>> START
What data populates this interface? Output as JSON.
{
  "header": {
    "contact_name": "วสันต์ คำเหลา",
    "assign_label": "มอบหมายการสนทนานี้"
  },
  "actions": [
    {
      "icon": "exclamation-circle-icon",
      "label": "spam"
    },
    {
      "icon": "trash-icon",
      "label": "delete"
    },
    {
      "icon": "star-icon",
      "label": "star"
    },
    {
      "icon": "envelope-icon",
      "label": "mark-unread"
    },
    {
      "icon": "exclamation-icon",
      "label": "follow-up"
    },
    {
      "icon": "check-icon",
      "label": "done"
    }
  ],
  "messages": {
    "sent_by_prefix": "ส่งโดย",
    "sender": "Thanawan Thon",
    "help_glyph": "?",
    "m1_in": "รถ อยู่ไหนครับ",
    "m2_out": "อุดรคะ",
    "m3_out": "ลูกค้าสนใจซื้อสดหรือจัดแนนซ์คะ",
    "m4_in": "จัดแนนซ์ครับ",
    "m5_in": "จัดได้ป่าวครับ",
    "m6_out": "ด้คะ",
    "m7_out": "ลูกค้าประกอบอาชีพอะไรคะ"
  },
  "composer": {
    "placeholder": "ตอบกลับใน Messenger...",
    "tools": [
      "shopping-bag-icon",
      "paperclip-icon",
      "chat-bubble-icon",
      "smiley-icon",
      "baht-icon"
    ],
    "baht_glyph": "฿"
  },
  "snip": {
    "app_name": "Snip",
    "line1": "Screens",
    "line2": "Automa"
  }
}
>> END
Go through the entries and return each line where the word "icon" appears.

      "icon": "exclamation-circle-icon",
      "icon": "trash-icon",
      "icon": "star-icon",
      "icon": "envelope-icon",
      "icon": "exclamation-icon",
      "icon": "check-icon",
      "shopping-bag-icon",
      "paperclip-icon",
      "chat-bubble-icon",
      "smiley-icon",
      "baht-icon"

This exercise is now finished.